# [EXTRACTED RECORDS]

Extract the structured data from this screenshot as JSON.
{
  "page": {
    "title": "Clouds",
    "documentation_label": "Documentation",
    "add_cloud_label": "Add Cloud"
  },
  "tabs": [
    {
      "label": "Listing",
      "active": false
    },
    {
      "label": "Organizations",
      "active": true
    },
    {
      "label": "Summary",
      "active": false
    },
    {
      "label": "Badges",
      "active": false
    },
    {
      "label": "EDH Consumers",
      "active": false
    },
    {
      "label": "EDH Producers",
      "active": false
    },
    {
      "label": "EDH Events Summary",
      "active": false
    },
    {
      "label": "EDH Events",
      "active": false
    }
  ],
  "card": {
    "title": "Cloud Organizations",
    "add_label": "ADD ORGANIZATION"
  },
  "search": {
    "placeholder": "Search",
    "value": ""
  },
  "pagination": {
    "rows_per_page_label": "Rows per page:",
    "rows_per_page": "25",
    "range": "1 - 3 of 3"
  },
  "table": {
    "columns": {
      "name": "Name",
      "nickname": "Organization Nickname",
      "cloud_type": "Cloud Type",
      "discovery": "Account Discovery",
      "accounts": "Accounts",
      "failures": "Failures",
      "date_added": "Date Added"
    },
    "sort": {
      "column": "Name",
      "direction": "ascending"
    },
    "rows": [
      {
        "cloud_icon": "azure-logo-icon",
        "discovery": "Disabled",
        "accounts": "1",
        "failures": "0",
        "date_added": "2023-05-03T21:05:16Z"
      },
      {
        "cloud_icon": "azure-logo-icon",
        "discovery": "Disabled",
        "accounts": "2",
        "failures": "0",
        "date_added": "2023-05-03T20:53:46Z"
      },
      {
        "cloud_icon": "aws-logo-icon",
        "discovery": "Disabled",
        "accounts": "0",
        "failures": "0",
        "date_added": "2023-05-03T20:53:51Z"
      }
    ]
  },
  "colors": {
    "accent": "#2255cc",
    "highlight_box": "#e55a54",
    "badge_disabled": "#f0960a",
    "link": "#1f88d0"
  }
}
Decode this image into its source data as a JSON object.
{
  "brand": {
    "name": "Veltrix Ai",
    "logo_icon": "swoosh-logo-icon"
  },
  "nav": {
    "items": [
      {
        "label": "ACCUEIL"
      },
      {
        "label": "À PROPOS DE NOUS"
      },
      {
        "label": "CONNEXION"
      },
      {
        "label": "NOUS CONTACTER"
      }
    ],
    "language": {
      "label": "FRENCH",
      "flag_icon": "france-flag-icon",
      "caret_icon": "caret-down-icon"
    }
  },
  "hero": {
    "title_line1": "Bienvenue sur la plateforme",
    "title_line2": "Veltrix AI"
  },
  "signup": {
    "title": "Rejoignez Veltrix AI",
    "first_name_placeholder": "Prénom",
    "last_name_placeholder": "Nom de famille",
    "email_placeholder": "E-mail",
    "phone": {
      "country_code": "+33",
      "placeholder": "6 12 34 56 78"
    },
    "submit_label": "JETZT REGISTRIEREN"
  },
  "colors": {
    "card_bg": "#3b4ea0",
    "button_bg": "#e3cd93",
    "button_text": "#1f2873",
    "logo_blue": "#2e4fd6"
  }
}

# [OBJECTIVE]
Return the full listing, character for character.

# [EXERCISE RESULT]
Extract the structured data from this screenshot as JSON.
{
  "page": {
    "title": "Clouds",
    "documentation_label": "Documentation",
    "add_cloud_label": "Add Cloud"
  },
  "tabs": [
    {
      "label": "Listing",
      "active": false
    },
    {
      "label": "Organizations",
      "active": true
    },
    {
      "label": "Summary",
      "active": false
    },
    {
      "label": "Badges",
      "active": false
    },
    {
      "label": "EDH Consumers",
      "active": false
    },
    {
      "label": "EDH Producers",
      "active": false
    },
    {
      "label": "EDH Events Summary",
      "active": false
    },
    {
      "label": "EDH Events",
      "active": false
    }
  ],
  "card": {
    "title": "Cloud Organizations",
    "add_label": "ADD ORGANIZATION"
  },
  "search": {
    "placeholder": "Search",
    "value": ""
  },
  "pagination": {
    "rows_per_page_label": "Rows per page:",
    "rows_per_page": "25",
    "range": "1 - 3 of 3"
  },
  "table": {
    "columns": {
      "name": "Name",
      "nickname": "Organization Nickname",
      "cloud_type": "Cloud Type",
      "discovery": "Account Discovery",
      "accounts": "Accounts",
      "failures": "Failures",
      "date_added": "Date Added"
    },
    "sort": {
      "column": "Name",
      "direction": "ascending"
    },
    "rows": [
      {
        "cloud_icon": "azure-logo-icon",
        "discovery": "Disabled",
        "accounts": "1",
        "failures": "0",
        "date_added": "2023-05-03T21:05:16Z"
      },
      {
        "cloud_icon": "azure-logo-icon",
        "discovery": "Disabled",
        "accounts": "2",
        "failures": "0",
        "date_added": "2023-05-03T20:53:46Z"
      },
      {
        "cloud_icon": "aws-logo-icon",
        "discovery": "Disabled",
        "accounts": "0",
        "failures": "0",
        "date_added": "2023-05-03T20:53:51Z"
      }
    ]
  },
  "colors": {
    "accent": "#2255cc",
    "highlight_box": "#e55a54",
    "badge_disabled": "#f0960a",
    "link": "#1f88d0"
  }
}
Decode this image into its source data as a JSON object.
{
  "brand": {
    "name": "Veltrix Ai",
    "logo_icon": "swoosh-logo-icon"
  },
  "nav": {
    "items": [
      {
        "label": "ACCUEIL"
      },
      {
        "label": "À PROPOS DE NOUS"
      },
      {
        "label": "CONNEXION"
      },
      {
        "label": "NOUS CONTACTER"
      }
    ],
    "language": {
      "label": "FRENCH",
      "flag_icon": "france-flag-icon",
      "caret_icon": "caret-down-icon"
    }
  },
  "hero": {
    "title_line1": "Bienvenue sur la plateforme",
    "title_line2": "Veltrix AI"
  },
  "signup": {
    "title": "Rejoignez Veltrix AI",
    "first_name_placeholder": "Prénom",
    "last_name_placeholder": "Nom de famille",
    "email_placeholder": "E-mail",
    "phone": {
      "country_code": "+33",
      "placeholder": "6 12 34 56 78"
    },
    "submit_label": "JETZT REGISTRIEREN"
  },
  "colors": {
    "card_bg": "#3b4ea0",
    "button_bg": "#e3cd93",
    "button_text": "#1f2873",
    "logo_blue": "#2e4fd6"
  }
}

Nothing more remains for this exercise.